> [Instructions for the task]
Copy out all of the material exactly.

-------- Information supplied --------

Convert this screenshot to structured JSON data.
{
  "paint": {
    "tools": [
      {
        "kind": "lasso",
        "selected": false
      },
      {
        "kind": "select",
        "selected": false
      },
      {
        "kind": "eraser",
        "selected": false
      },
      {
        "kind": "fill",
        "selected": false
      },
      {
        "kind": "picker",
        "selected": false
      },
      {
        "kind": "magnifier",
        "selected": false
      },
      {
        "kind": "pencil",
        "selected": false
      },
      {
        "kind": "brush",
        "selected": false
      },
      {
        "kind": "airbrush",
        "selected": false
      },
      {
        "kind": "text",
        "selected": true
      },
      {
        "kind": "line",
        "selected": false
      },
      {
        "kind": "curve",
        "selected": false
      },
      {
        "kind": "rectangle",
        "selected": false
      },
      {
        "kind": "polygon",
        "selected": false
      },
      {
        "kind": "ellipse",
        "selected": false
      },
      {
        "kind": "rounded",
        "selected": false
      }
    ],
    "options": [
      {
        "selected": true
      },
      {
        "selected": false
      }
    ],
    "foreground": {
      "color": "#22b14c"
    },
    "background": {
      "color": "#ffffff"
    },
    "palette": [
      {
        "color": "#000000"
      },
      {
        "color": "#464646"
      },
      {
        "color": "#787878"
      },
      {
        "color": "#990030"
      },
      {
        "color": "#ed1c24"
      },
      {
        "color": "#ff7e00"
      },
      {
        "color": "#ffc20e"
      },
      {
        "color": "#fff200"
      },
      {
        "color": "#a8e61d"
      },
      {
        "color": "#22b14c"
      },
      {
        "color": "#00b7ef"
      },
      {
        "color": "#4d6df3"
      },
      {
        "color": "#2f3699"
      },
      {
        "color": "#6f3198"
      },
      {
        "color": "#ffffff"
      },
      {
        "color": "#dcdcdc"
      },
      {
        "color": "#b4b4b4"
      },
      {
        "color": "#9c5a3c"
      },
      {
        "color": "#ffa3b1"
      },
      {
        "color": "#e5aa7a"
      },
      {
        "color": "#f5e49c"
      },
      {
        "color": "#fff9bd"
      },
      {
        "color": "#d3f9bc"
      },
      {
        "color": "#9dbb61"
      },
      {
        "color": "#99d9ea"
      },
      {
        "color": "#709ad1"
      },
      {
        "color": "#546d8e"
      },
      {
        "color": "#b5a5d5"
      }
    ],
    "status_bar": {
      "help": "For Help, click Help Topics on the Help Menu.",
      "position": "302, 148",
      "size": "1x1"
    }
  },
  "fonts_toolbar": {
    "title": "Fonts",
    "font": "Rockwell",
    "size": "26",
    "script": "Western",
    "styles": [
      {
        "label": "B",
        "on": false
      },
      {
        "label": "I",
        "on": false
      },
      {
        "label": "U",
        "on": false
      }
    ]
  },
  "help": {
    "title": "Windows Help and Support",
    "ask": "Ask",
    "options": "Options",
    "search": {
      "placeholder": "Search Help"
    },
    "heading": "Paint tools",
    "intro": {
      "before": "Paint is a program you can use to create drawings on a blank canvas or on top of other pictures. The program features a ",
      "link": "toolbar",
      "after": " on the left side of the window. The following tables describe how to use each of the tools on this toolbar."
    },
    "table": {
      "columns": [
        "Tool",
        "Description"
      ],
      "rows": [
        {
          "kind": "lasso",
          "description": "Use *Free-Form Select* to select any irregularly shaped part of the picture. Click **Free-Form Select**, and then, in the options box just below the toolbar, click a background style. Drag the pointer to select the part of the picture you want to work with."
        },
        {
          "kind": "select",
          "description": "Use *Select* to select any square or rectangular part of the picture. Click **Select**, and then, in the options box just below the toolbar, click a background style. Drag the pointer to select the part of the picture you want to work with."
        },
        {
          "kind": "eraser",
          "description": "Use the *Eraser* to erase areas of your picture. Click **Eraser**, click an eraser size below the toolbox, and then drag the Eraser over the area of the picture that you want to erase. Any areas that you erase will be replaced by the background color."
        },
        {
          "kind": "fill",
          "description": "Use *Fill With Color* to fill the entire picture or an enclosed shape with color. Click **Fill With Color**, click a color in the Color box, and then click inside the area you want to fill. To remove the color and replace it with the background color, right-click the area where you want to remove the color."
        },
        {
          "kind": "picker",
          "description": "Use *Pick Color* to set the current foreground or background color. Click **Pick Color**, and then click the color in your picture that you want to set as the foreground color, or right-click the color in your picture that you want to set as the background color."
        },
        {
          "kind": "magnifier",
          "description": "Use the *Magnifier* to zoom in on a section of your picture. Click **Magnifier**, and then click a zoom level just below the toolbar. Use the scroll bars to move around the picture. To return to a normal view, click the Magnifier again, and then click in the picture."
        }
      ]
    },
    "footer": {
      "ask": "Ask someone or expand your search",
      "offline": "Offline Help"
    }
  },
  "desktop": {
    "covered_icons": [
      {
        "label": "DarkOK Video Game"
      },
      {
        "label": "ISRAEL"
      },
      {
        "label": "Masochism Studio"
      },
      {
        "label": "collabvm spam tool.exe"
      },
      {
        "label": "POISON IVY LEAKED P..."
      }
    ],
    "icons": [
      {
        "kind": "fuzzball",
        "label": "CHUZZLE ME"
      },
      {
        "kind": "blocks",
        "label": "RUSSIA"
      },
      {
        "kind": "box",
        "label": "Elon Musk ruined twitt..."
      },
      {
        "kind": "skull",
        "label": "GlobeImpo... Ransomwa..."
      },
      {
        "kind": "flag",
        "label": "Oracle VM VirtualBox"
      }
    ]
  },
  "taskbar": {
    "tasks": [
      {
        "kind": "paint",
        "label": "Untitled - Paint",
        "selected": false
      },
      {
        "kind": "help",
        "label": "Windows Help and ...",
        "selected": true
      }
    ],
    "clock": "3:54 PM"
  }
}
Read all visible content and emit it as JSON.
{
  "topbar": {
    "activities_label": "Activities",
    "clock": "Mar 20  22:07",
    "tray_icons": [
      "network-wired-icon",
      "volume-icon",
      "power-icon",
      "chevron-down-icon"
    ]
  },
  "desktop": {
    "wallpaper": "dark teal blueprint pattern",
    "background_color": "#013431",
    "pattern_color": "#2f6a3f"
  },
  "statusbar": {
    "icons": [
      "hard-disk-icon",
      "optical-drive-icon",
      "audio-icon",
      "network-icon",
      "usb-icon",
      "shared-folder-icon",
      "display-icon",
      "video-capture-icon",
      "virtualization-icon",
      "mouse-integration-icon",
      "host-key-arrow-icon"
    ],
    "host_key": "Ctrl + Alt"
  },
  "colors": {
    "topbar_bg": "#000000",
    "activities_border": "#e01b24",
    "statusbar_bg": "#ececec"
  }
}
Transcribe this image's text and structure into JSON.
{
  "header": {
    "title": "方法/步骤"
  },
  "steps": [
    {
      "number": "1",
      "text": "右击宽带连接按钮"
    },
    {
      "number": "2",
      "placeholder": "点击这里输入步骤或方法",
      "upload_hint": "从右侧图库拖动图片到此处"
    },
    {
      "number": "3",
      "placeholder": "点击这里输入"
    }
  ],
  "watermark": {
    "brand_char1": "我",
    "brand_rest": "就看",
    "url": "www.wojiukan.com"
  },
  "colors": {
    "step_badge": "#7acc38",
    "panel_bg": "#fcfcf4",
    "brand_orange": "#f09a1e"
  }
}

--------

> [Result of the task]
Convert this screenshot to structured JSON data.
{
  "paint": {
    "tools": [
      {
        "kind": "lasso",
        "selected": false
      },
      {
        "kind": "select",
        "selected": false
      },
      {
        "kind": "eraser",
        "selected": false
      },
      {
        "kind": "fill",
        "selected": false
      },
      {
        "kind": "picker",
        "selected": false
      },
      {
        "kind": "magnifier",
        "selected": false
      },
      {
        "kind": "pencil",
        "selected": false
      },
      {
        "kind": "brush",
        "selected": false
      },
      {
        "kind": "airbrush",
        "selected": false
      },
      {
        "kind": "text",
        "selected": true
      },
      {
        "kind": "line",
        "selected": false
      },
      {
        "kind": "curve",
        "selected": false
      },
      {
        "kind": "rectangle",
        "selected": false
      },
      {
        "kind": "polygon",
        "selected": false
      },
      {
        "kind": "ellipse",
        "selected": false
      },
      {
        "kind": "rounded",
        "selected": false
      }
    ],
    "options": [
      {
        "selected": true
      },
      {
        "selected": false
      }
    ],
    "foreground": {
      "color": "#22b14c"
    },
    "background": {
      "color": "#ffffff"
    },
    "palette": [
      {
        "color": "#000000"
      },
      {
        "color": "#464646"
      },
      {
        "color": "#787878"
      },
      {
        "color": "#990030"
      },
      {
        "color": "#ed1c24"
      },
      {
        "color": "#ff7e00"
      },
      {
        "color": "#ffc20e"
      },
      {
        "color": "#fff200"
      },
      {
        "color": "#a8e61d"
      },
      {
        "color": "#22b14c"
      },
      {
        "color": "#00b7ef"
      },
      {
        "color": "#4d6df3"
      },
      {
        "color": "#2f3699"
      },
      {
        "color": "#6f3198"
      },
      {
        "color": "#ffffff"
      },
      {
        "color": "#dcdcdc"
      },
      {
        "color": "#b4b4b4"
      },
      {
        "color": "#9c5a3c"
      },
      {
        "color": "#ffa3b1"
      },
      {
        "color": "#e5aa7a"
      },
      {
        "color": "#f5e49c"
      },
      {
        "color": "#fff9bd"
      },
      {
        "color": "#d3f9bc"
      },
      {
        "color": "#9dbb61"
      },
      {
        "color": "#99d9ea"
      },
      {
        "color": "#709ad1"
      },
      {
        "color": "#546d8e"
      },
      {
        "color": "#b5a5d5"
      }
    ],
    "status_bar": {
      "help": "For Help, click Help Topics on the Help Menu.",
      "position": "302, 148",
      "size": "1x1"
    }
  },
  "fonts_toolbar": {
    "title": "Fonts",
    "font": "Rockwell",
    "size": "26",
    "script": "Western",
    "styles": [
      {
        "label": "B",
        "on": false
      },
      {
        "label": "I",
        "on": false
      },
      {
        "label": "U",
        "on": false
      }
    ]
  },
  "help": {
    "title": "Windows Help and Support",
    "ask": "Ask",
    "options": "Options",
    "search": {
      "placeholder": "Search Help"
    },
    "heading": "Paint tools",
    "intro": {
      "before": "Paint is a program you can use to create drawings on a blank canvas or on top of other pictures. The program features a ",
      "link": "toolbar",
      "after": " on the left side of the window. The following tables describe how to use each of the tools on this toolbar."
    },
    "table": {
      "columns": [
        "Tool",
        "Description"
      ],
      "rows": [
        {
          "kind": "lasso",
          "description": "Use *Free-Form Select* to select any irregularly shaped part of the picture. Click **Free-Form Select**, and then, in the options box just below the toolbar, click a background style. Drag the pointer to select the part of the picture you want to work with."
        },
        {
          "kind": "select",
          "description": "Use *Select* to select any square or rectangular part of the picture. Click **Select**, and then, in the options box just below the toolbar, click a background style. Drag the pointer to select the part of the picture you want to work with."
        },
        {
          "kind": "eraser",
          "description": "Use the *Eraser* to erase areas of your picture. Click **Eraser**, click an eraser size below the toolbox, and then drag the Eraser over the area of the picture that you want to erase. Any areas that you erase will be replaced by the background color."
        },
        {
          "kind": "fill",
          "description": "Use *Fill With Color* to fill the entire picture or an enclosed shape with color. Click **Fill With Color**, click a color in the Color box, and then click inside the area you want to fill. To remove the color and replace it with the background color, right-click the area where you want to remove the color."
        },
        {
          "kind": "picker",
          "description": "Use *Pick Color* to set the current foreground or background color. Click **Pick Color**, and then click the color in your picture that you want to set as the foreground color, or right-click the color in your picture that you want to set as the background color."
        },
        {
          "kind": "magnifier",
          "description": "Use the *Magnifier* to zoom in on a section of your picture. Click **Magnifier**, and then click a zoom level just below the toolbar. Use the scroll bars to move around the picture. To return to a normal view, click the Magnifier again, and then click in the picture."
        }
      ]
    },
    "footer": {
      "ask": "Ask someone or expand your search",
      "offline": "Offline Help"
    }
  },
  "desktop": {
    "covered_icons": [
      {
        "label": "DarkOK Video Game"
      },
      {
        "label": "ISRAEL"
      },
      {
        "label": "Masochism Studio"
      },
      {
        "label": "collabvm spam tool.exe"
      },
      {
        "label": "POISON IVY LEAKED P..."
      }
    ],
    "icons": [
      {
        "kind": "fuzzball",
        "label": "CHUZZLE ME"
      },
      {
        "kind": "blocks",
        "label": "RUSSIA"
      },
      {
        "kind": "box",
        "label": "Elon Musk ruined twitt..."
      },
      {
        "kind": "skull",
        "label": "GlobeImpo... Ransomwa..."
      },
      {
        "kind": "flag",
        "label": "Oracle VM VirtualBox"
      }
    ]
  },
  "taskbar": {
    "tasks": [
      {
        "kind": "paint",
        "label": "Untitled - Paint",
        "selected": false
      },
      {
        "kind": "help",
        "label": "Windows Help and ...",
        "selected": true
      }
    ],
    "clock": "3:54 PM"
  }
}
Read all visible content and emit it as JSON.
{
  "topbar": {
    "activities_label": "Activities",
    "clock": "Mar 20  22:07",
    "tray_icons": [
      "network-wired-icon",
      "volume-icon",
      "power-icon",
      "chevron-down-icon"
    ]
  },
  "desktop": {
    "wallpaper": "dark teal blueprint pattern",
    "background_color": "#013431",
    "pattern_color": "#2f6a3f"
  },
  "statusbar": {
    "icons": [
      "hard-disk-icon",
      "optical-drive-icon",
      "audio-icon",
      "network-icon",
      "usb-icon",
      "shared-folder-icon",
      "display-icon",
      "video-capture-icon",
      "virtualization-icon",
      "mouse-integration-icon",
      "host-key-arrow-icon"
    ],
    "host_key": "Ctrl + Alt"
  },
  "colors": {
    "topbar_bg": "#000000",
    "activities_border": "#e01b24",
    "statusbar_bg": "#ececec"
  }
}
Transcribe this image's text and structure into JSON.
{
  "header": {
    "title": "方法/步骤"
  },
  "steps": [
    {
      "number": "1",
      "text": "右击宽带连接按钮"
    },
    {
      "number": "2",
      "placeholder": "点击这里输入步骤或方法",
      "upload_hint": "从右侧图库拖动图片到此处"
    },
    {
      "number": "3",
      "placeholder": "点击这里输入"
    }
  ],
  "watermark": {
    "brand_char1": "我",
    "brand_rest": "就看",
    "url": "www.wojiukan.com"
  },
  "colors": {
    "step_badge": "#7acc38",
    "panel_bg": "#fcfcf4",
    "brand_orange": "#f09a1e"
  }
}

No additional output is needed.